--- Start Supplied records ---
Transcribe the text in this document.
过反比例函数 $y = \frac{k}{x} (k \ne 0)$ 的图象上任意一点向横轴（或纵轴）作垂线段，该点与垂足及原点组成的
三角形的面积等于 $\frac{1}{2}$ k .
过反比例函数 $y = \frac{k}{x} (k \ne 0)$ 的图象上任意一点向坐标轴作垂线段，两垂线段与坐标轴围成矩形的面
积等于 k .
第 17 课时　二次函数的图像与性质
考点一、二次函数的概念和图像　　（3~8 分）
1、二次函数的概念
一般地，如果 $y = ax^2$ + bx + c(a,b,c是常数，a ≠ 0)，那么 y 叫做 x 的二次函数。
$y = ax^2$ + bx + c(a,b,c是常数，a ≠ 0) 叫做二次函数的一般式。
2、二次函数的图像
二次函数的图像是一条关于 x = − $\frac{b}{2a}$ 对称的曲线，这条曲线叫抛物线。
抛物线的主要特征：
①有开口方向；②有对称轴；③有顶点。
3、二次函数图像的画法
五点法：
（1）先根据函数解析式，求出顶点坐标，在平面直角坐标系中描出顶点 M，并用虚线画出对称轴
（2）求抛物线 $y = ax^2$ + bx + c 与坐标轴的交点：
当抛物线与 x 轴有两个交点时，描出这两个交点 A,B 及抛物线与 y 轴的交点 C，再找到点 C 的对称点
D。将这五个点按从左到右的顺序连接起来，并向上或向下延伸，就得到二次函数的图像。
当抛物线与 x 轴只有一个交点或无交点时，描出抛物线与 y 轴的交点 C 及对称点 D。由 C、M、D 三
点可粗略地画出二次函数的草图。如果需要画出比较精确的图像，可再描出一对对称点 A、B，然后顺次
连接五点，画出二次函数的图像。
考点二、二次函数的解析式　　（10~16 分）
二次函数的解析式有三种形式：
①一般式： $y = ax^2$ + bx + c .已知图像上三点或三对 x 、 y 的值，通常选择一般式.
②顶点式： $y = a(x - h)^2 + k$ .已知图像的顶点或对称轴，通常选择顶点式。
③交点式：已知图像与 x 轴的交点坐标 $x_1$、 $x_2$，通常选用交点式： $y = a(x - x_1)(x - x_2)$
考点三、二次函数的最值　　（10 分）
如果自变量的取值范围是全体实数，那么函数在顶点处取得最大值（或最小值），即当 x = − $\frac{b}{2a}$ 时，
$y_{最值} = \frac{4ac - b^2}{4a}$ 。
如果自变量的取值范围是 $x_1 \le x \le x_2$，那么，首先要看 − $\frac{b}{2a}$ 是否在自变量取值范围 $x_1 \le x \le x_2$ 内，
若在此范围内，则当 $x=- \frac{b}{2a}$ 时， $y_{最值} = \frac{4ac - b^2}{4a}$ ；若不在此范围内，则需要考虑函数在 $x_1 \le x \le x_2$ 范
--- End Supplied records ---
Set exercise:
Copy each line of the data above without altering a single character.

Answer in full:
Transcribe the text in this document.
过反比例函数 $y = \frac{k}{x} (k \ne 0)$ 的图象上任意一点向横轴（或纵轴）作垂线段，该点与垂足及原点组成的
三角形的面积等于 $\frac{1}{2}$ k .
过反比例函数 $y = \frac{k}{x} (k \ne 0)$ 的图象上任意一点向坐标轴作垂线段，两垂线段与坐标轴围成矩形的面
积等于 k .
第 17 课时　二次函数的图像与性质
考点一、二次函数的概念和图像　　（3~8 分）
1、二次函数的概念
一般地，如果 $y = ax^2$ + bx + c(a,b,c是常数，a ≠ 0)，那么 y 叫做 x 的二次函数。
$y = ax^2$ + bx + c(a,b,c是常数，a ≠ 0) 叫做二次函数的一般式。
2、二次函数的图像
二次函数的图像是一条关于 x = − $\frac{b}{2a}$ 对称的曲线，这条曲线叫抛物线。
抛物线的主要特征：
①有开口方向；②有对称轴；③有顶点。
3、二次函数图像的画法
五点法：
（1）先根据函数解析式，求出顶点坐标，在平面直角坐标系中描出顶点 M，并用虚线画出对称轴
（2）求抛物线 $y = ax^2$ + bx + c 与坐标轴的交点：
当抛物线与 x 轴有两个交点时，描出这两个交点 A,B 及抛物线与 y 轴的交点 C，再找到点 C 的对称点
D。将这五个点按从左到右的顺序连接起来，并向上或向下延伸，就得到二次函数的图像。
当抛物线与 x 轴只有一个交点或无交点时，描出抛物线与 y 轴的交点 C 及对称点 D。由 C、M、D 三
点可粗略地画出二次函数的草图。如果需要画出比较精确的图像，可再描出一对对称点 A、B，然后顺次
连接五点，画出二次函数的图像。
考点二、二次函数的解析式　　（10~16 分）
二次函数的解析式有三种形式：
①一般式： $y = ax^2$ + bx + c .已知图像上三点或三对 x 、 y 的值，通常选择一般式.
②顶点式： $y = a(x - h)^2 + k$ .已知图像的顶点或对称轴，通常选择顶点式。
③交点式：已知图像与 x 轴的交点坐标 $x_1$、 $x_2$，通常选用交点式： $y = a(x - x_1)(x - x_2)$
考点三、二次函数的最值　　（10 分）
如果自变量的取值范围是全体实数，那么函数在顶点处取得最大值（或最小值），即当 x = − $\frac{b}{2a}$ 时，
$y_{最值} = \frac{4ac - b^2}{4a}$ 。
如果自变量的取值范围是 $x_1 \le x \le x_2$，那么，首先要看 − $\frac{b}{2a}$ 是否在自变量取值范围 $x_1 \le x \le x_2$ 内，
若在此范围内，则当 $x=- \frac{b}{2a}$ 时， $y_{最值} = \frac{4ac - b^2}{4a}$ ；若不在此范围内，则需要考虑函数在 $x_1 \le x \le x_2$ 范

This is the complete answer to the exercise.